TASK BRIEF - The records that follow are to be transcribed in full, without their images.
====== RECORDS SHOWN ======
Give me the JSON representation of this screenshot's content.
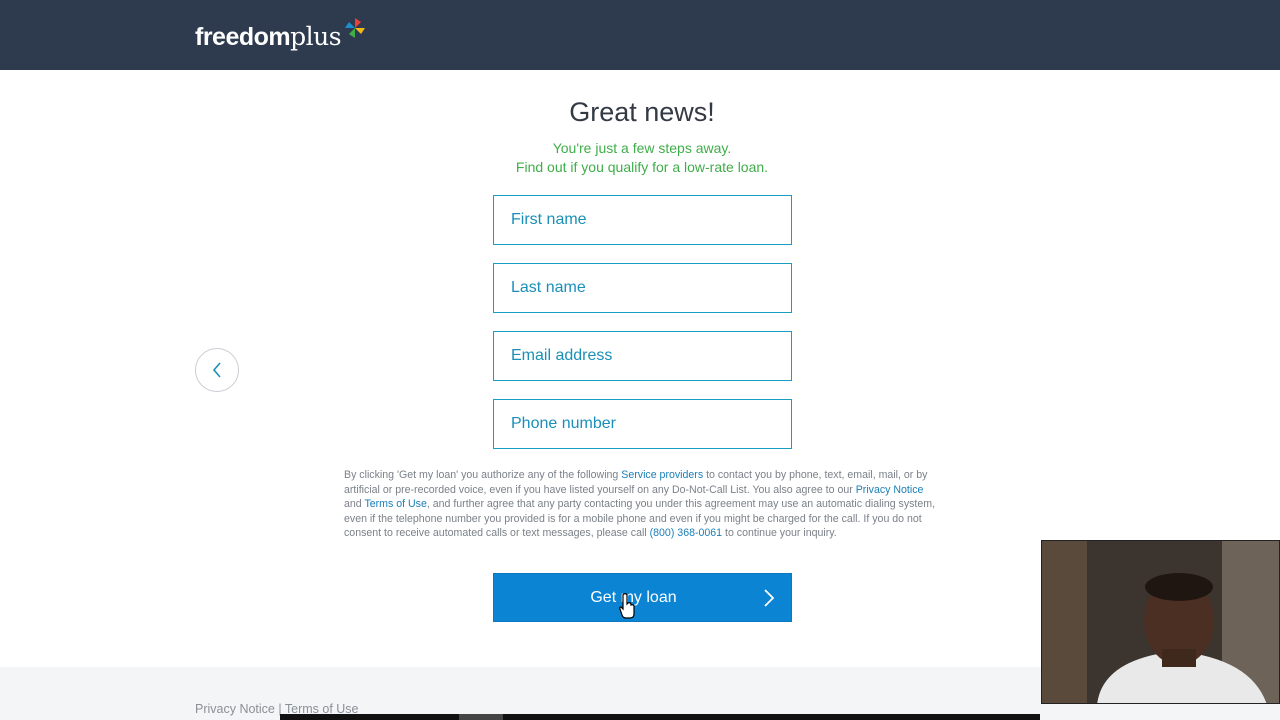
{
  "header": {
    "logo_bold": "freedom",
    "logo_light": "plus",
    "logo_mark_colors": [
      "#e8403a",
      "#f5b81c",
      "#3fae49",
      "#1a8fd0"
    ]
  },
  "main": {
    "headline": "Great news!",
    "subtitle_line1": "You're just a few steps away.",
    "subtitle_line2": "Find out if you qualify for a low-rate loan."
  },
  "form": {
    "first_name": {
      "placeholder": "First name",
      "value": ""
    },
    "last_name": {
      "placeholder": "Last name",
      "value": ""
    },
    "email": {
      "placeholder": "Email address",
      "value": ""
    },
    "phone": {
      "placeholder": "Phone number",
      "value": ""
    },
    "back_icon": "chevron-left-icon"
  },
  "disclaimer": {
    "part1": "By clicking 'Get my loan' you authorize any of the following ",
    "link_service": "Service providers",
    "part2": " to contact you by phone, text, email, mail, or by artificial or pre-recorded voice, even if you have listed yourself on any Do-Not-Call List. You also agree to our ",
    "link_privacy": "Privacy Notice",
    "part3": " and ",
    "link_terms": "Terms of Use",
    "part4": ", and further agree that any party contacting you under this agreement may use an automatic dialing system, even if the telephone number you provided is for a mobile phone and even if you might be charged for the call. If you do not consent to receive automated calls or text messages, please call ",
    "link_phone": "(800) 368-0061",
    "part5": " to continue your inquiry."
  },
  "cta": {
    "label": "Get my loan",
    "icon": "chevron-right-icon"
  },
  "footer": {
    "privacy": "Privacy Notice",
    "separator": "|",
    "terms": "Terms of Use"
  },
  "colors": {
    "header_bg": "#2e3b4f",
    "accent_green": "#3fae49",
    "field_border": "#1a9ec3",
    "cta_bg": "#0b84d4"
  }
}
======
TASK OUTPUT -
Give me the JSON representation of this screenshot's content.
{
  "header": {
    "logo_bold": "freedom",
    "logo_light": "plus",
    "logo_mark_colors": [
      "#e8403a",
      "#f5b81c",
      "#3fae49",
      "#1a8fd0"
    ]
  },
  "main": {
    "headline": "Great news!",
    "subtitle_line1": "You're just a few steps away.",
    "subtitle_line2": "Find out if you qualify for a low-rate loan."
  },
  "form": {
    "first_name": {
      "placeholder": "First name",
      "value": ""
    },
    "last_name": {
      "placeholder": "Last name",
      "value": ""
    },
    "email": {
      "placeholder": "Email address",
      "value": ""
    },
    "phone": {
      "placeholder": "Phone number",
      "value": ""
    },
    "back_icon": "chevron-left-icon"
  },
  "disclaimer": {
    "part1": "By clicking 'Get my loan' you authorize any of the following ",
    "link_service": "Service providers",
    "part2": " to contact you by phone, text, email, mail, or by artificial or pre-recorded voice, even if you have listed yourself on any Do-Not-Call List. You also agree to our ",
    "link_privacy": "Privacy Notice",
    "part3": " and ",
    "link_terms": "Terms of Use",
    "part4": ", and further agree that any party contacting you under this agreement may use an automatic dialing system, even if the telephone number you provided is for a mobile phone and even if you might be charged for the call. If you do not consent to receive automated calls or text messages, please call ",
    "link_phone": "(800) 368-0061",
    "part5": " to continue your inquiry."
  },
  "cta": {
    "label": "Get my loan",
    "icon": "chevron-right-icon"
  },
  "footer": {
    "privacy": "Privacy Notice",
    "separator": "|",
    "terms": "Terms of Use"
  },
  "colors": {
    "header_bg": "#2e3b4f",
    "accent_green": "#3fae49",
    "field_border": "#1a9ec3",
    "cta_bg": "#0b84d4"
  }
}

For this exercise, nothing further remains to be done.